[PROBLEM REQUIREMENTS] Copy each line holding the string "screenshot".

───── EXTRACTED DATA

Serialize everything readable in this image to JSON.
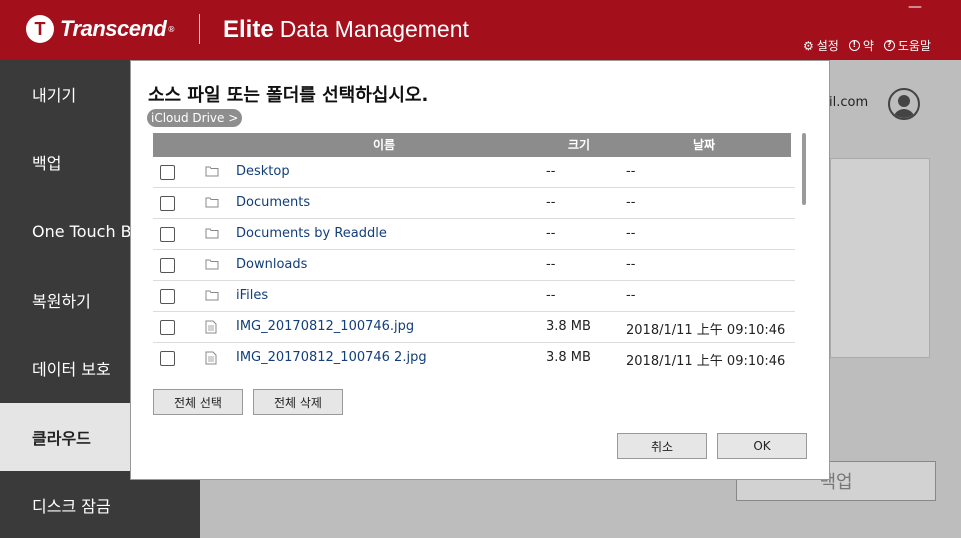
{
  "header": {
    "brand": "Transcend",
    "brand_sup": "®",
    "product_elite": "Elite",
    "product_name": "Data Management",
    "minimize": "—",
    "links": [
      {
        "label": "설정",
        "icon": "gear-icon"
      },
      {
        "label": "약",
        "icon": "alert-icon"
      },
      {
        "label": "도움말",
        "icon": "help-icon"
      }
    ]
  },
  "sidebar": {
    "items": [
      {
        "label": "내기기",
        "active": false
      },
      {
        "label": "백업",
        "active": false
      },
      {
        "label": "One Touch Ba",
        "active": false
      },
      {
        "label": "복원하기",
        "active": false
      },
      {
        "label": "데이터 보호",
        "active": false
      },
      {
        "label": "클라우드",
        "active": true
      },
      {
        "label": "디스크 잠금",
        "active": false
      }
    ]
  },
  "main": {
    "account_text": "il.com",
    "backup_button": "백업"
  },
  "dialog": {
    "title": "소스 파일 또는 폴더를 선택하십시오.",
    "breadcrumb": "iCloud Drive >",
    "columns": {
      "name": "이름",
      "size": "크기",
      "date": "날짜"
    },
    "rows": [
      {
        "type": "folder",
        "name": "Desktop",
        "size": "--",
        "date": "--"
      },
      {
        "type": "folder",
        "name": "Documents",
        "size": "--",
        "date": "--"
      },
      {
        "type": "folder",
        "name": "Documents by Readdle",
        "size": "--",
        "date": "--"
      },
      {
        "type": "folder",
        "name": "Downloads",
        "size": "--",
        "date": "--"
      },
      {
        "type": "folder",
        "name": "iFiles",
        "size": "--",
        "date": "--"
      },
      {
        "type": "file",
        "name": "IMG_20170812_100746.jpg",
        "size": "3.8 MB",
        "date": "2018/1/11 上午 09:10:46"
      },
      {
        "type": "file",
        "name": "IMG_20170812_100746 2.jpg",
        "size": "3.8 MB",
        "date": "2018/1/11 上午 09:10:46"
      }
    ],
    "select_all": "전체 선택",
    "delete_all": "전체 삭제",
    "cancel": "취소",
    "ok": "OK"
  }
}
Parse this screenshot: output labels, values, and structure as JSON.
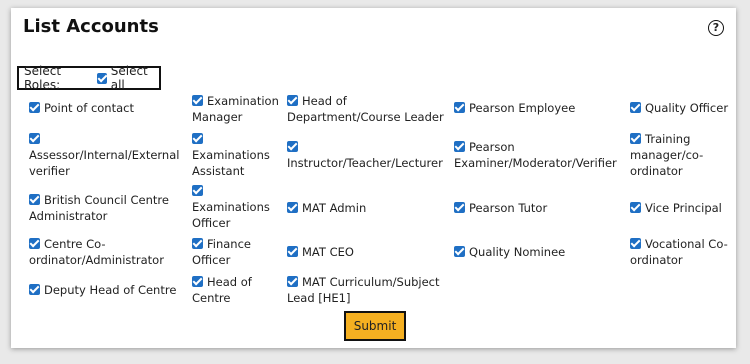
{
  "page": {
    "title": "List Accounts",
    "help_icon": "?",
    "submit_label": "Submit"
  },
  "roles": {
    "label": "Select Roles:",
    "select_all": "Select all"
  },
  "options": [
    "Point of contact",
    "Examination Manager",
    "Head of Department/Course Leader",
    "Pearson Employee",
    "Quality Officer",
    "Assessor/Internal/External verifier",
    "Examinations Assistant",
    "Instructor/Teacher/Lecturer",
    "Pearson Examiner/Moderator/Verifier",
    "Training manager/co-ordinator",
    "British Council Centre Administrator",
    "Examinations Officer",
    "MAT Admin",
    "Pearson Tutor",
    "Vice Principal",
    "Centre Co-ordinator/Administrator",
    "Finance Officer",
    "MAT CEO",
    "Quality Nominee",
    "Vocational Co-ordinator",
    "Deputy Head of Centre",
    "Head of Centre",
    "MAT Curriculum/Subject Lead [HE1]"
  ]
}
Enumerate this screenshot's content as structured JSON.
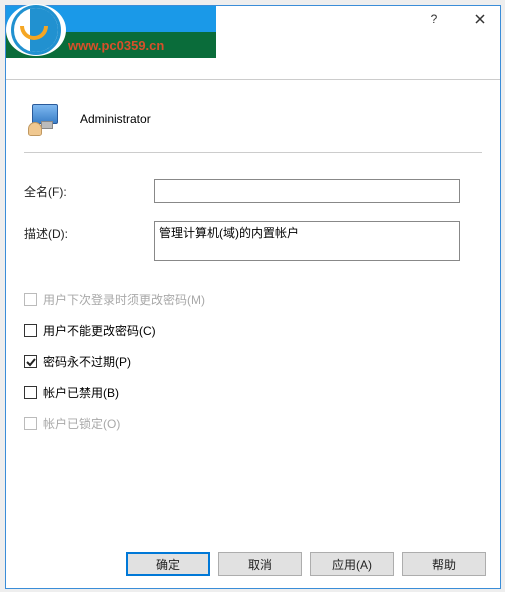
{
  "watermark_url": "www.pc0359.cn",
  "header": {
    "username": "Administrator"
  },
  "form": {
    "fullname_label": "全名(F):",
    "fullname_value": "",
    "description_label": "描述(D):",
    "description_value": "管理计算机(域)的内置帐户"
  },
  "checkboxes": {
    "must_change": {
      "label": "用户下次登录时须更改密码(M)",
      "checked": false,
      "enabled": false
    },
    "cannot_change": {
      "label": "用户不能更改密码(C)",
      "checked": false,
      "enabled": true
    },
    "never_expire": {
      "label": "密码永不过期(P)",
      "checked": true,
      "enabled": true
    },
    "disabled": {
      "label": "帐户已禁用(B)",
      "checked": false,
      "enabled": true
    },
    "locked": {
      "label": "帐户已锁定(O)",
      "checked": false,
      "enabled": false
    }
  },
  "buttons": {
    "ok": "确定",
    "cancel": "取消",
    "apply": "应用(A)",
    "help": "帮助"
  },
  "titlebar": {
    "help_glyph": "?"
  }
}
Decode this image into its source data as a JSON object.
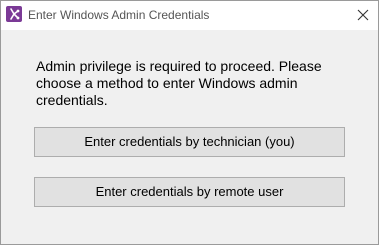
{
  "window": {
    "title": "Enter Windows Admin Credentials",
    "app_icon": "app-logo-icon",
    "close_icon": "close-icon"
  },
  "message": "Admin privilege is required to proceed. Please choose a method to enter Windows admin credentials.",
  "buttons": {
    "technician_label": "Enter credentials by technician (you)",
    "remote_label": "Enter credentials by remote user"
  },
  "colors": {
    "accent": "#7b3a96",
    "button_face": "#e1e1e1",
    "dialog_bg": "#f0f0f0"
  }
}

──────────

[THE REPLY]
Parse this screenshot: output labels, values, and structure as JSON.
Enumerate this screenshot's content as structured JSON.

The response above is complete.